■ **Aufgaben und Übungen**:
a - Von welchem Komponisten stammt laut dem Auszug über die Inszenierung des Kleinen Prinzen die Musik zu den Szenen seiner Reise?
b - Geben Sie aus dem Auszug über die Inszenierung des Kleinen Prinzen den Abschnitt von „Er trifft zuerst“ bis einschließlich „seine Späße treiben.“ wortgetreu aus.
c - Führen Sie den Auszug über die Inszenierung des Kleinen Prinzen im Anschluss an seinen letzten Satz weiter.

Der Kleine Prinz hat zunächst den Wunsch nach einem Schaf, das ihm der Pilot in zwei Varianten liefert. Ein dickes Schaf (Chiara Bonciani im Flokati-Anzug) wird vom unzufriedenen Prinzen von der Bühne geschubst, ein zu altes Schaf (Matteo Mersi), dessen X-Beine immer einknicken, wackelt durchs Publikum davon. Erst als der Pilot scherzhaft das wollige Futter der Pilotenkappe nach außen kehrt, „mäh!“ und weite Sprünge wie das gewünschte Schaf macht, - Durst macht wohl high - ist der Kleine Prinz zufrieden.
Da sich die weiteren Szenen, Illustrationen der Erzählungen des Kleinen Prinzen, nur im delirierenden Bewusstsein des Piloten abspielen, kommt dieser zunächst nicht mehr vor. Durch diese Szenen mit ausgewählten Stationen seiner Reise zu sehr passenden Musikstücken von Erik Satie treibt der Prinz tänzerisch ziemlich passiv, mit neugierigen Augen meist verwundert auf das Geschehen blickend, in das er hineingezogen wird.
Man sieht zunächst den Prinz auf seinem Heimatplaneten, wo rot der Krater des Vulkans glüht, an dem er sich die Hände wärmt. Affenbrotbäume (Marieke Engelhardt, Eleonora Fabrizi, Ilario Frigione, Raffaele Scicchitano im weißen Ganzkörperkostüm, aus dem viele grüne Hände wuchern), die alles überwuchern wollen, muss er beständig herausreißen. Schließlich braucht er Platz für die zickige Rose (Fatima López Garcia), die er liebend umsorgt. Sie scheint ihn bei ihrem extravaganten Spitzentanz kaum zu bemerken und entzieht sich, sobald der Prinz nach ihrer Hand hascht. Mit einem Fingerzeig schickt sie ihn auf seine Tour in den Weltraum.
Er trifft zuerst auf einen König (Enrique Sáez Martinez), der mit langer Schleppe weit ausgreifend über die Bühne stolziert und ihn mit dem Reichsapfel zum Untertanen verführen will. Doch der Prinz will, statt die Schleppe zu tragen, nur mit ihr seine Späße treiben.

■ **Erfasste Daten**:
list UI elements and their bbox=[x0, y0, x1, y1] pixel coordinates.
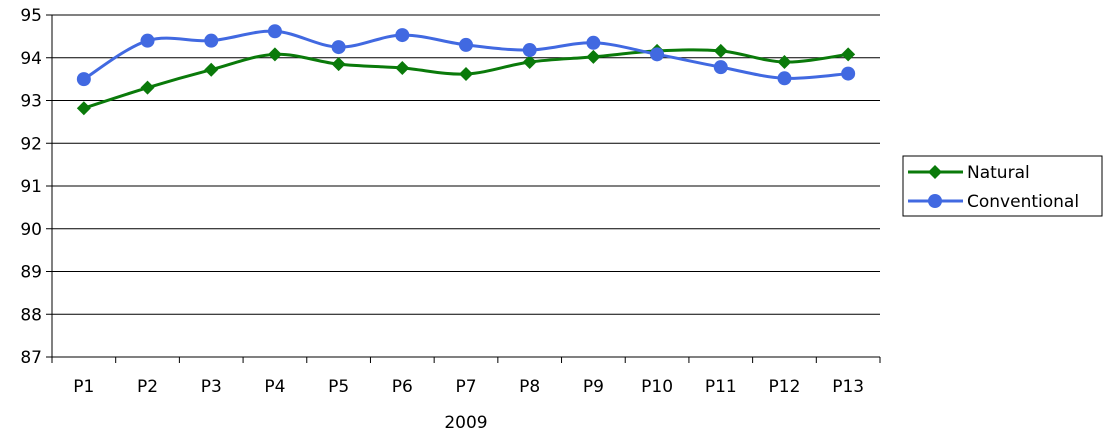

■ **Schriftliche Antworten**:
a - Von Erik Satie.

b -
Er trifft zuerst auf einen König (Enrique Sáez Martinez), der mit langer Schleppe weit ausgreifend über die Bühne stolziert und ihn mit dem Reichsapfel zum Untertanen verführen will. Doch der Prinz will, statt die Schleppe zu tragen, nur mit ihr seine Späße treiben.

c -
Auf dem nächsten Stern begegnet er einem Säufer, der mit Stuhl, Tisch und einer Weinflasche eine groteske Einheit auf Rädern bildet. Mühsam hält er das Gleichgewicht, und beständig scheitern seine Versuche, aufzustehen und den Fesseln seiner Konstruktion zu entkommen.
Dann tanzen die Zahlen eines Geschäftsmanns zwar ausgelassen schuhplattelnd zu Oktoberfest-Musik mit dem Prinzen. Aber der Geschäftsmann (Ilario Frigione) zählt sie nur voll Gier. Wenn er auf seinen schwarzen Hut schlägt, ertönt zur allgemeinen Heiterkeit ein Klingelzeichen wie von einer alten Ladenkasse.
Auch trifft der Prinz einen Eitlen (Raffaele Scichitano mit Elvis-Haartolle, Foto oben, und weißem Anzug). Der hält in jeder Hand einen Spiegel, in dem er sich selbstverliebt betrachtet. Geziert schwänzelt er über die Bühne und braucht den Prinzen nur als Publikum.
Ein Vermesser (Matteo Mersi) verscheucht dann schnell den Kleinen Prinz, weil der beständig die Kreise seines Zirkels (Eleonora Fabrizi) stört, und ein Laternenanzünder (Adrián Plá Cerdán) befolgt atemlos den unsinnigen Befehl, beim Dunkeln die Laterne seines sich im Minutentakt drehenden Planeten anzuzünden und sie kurz darauf beim Hellwerden wieder zu löschen.
Zu Verkehrslärm und kakophonen Urwald-Geräuschen kommt der Kleine Prinz dann offensichtlich auf der Erde im Heute an. Gleichgeschaltete Menschen laufen im Marschtritt auf die Bühne und wieder herunter, ohne von irgendetwas Kenntnis zu nehmen. Jemand versucht sich daran, den Verkehr zu regeln, doch ruckelnd fahren Bahnreisende ziellos hin oder her. Jeder spricht in sein Handy, aber keiner mit seinem Nachbarn.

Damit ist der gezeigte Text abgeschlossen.